**練習のねらい:** 下の入浴用手すりについての抜粋から、「入浴用手すりは「転倒防止のための安全対策」として広く利用されています。」で始まり「高齢者の家庭内事故の中でも、浴室は特に転倒が起きやすい環境です。」で終わる部分を一字も変えずに引用してください。

══ 抜粋

入浴用手すりは「転倒防止のための安全対策」として広く利用されています。
しかし、手すりがある=絶対に安全、というわけではありません。
実際の現場では、手すりを設置していても事故が起きるケースがあります。
まずは、なぜ浴室が危険なのか、そしてどのような事故が起きているのかを見ていきましょう。
浴室は家の中で最も転倒リスクが高い場所
高齢者の家庭内事故の中でも、浴室は特に転倒が起きやすい環境です。
その理由は複数あります。
- 床が濡れて滑りやすい
- 石けんやシャンプーでさらに滑る
- またぐ・しゃがむ・立ち上がるなど複雑な動作が多い
- 浴槽をまたぐ際に片足立ちになる
- 温度差によるふらつき
特に浴槽をまたぐ動作は、バランス能力と下肢筋力の両方が必要になります。

════
══ 確認する記録

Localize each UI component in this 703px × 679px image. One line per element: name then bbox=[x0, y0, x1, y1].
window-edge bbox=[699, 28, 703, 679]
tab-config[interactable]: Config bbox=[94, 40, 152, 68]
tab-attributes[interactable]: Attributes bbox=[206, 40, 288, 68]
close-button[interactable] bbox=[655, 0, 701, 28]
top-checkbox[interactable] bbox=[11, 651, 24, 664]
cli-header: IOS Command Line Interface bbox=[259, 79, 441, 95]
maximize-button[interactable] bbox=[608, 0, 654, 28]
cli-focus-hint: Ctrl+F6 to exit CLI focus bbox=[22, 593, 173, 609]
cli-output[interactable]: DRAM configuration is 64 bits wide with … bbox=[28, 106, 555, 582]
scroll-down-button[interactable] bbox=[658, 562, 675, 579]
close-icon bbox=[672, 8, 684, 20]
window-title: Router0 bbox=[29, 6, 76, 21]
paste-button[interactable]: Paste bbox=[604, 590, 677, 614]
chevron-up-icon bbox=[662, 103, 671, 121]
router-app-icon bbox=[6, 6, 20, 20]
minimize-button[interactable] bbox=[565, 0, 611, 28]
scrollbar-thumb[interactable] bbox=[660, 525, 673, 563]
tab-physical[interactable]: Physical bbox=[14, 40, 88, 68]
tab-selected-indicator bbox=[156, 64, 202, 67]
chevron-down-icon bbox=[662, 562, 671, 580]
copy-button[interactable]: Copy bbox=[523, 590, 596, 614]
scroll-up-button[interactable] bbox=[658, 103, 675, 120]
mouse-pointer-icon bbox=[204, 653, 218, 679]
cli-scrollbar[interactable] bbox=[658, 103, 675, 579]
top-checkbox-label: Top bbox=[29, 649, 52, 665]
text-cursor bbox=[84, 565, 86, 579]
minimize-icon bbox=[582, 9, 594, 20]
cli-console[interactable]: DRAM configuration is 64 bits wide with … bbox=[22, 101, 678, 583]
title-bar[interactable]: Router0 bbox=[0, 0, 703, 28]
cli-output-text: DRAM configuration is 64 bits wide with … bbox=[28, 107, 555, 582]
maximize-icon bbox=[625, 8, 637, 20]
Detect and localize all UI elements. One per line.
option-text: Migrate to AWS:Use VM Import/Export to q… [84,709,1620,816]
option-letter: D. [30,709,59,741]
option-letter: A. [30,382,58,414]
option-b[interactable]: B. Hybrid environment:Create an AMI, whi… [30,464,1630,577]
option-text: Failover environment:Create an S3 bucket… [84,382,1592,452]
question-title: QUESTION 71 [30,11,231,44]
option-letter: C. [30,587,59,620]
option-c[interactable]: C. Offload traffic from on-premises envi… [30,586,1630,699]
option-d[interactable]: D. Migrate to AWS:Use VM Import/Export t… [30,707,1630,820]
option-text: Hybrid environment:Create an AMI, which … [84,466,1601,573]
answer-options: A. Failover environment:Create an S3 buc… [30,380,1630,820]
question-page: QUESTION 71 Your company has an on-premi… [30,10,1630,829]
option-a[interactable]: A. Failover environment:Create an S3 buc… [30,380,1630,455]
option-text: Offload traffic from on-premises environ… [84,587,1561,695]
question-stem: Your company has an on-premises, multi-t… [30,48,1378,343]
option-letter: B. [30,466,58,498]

════

**この練習の答え:**
入浴用手すりは「転倒防止のための安全対策」として広く利用されています。
しかし、手すりがある=絶対に安全、というわけではありません。
実際の現場では、手すりを設置していても事故が起きるケースがあります。
まずは、なぜ浴室が危険なのか、そしてどのような事故が起きているのかを見ていきましょう。
浴室は家の中で最も転倒リスクが高い場所
高齢者の家庭内事故の中でも、浴室は特に転倒が起きやすい環境です。